-- Short task --
Return every line of the data below that includes the string "this".

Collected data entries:

** START **

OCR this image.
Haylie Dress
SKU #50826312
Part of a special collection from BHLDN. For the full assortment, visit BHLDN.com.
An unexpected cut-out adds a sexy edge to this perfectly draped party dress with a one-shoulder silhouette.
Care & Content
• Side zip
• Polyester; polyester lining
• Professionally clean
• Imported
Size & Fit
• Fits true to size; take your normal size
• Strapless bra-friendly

** END **

-- Answer below --
OCR this image.
An unexpected cut-out adds a sexy edge to this perfectly draped party dress with a one-shoulder silhouette.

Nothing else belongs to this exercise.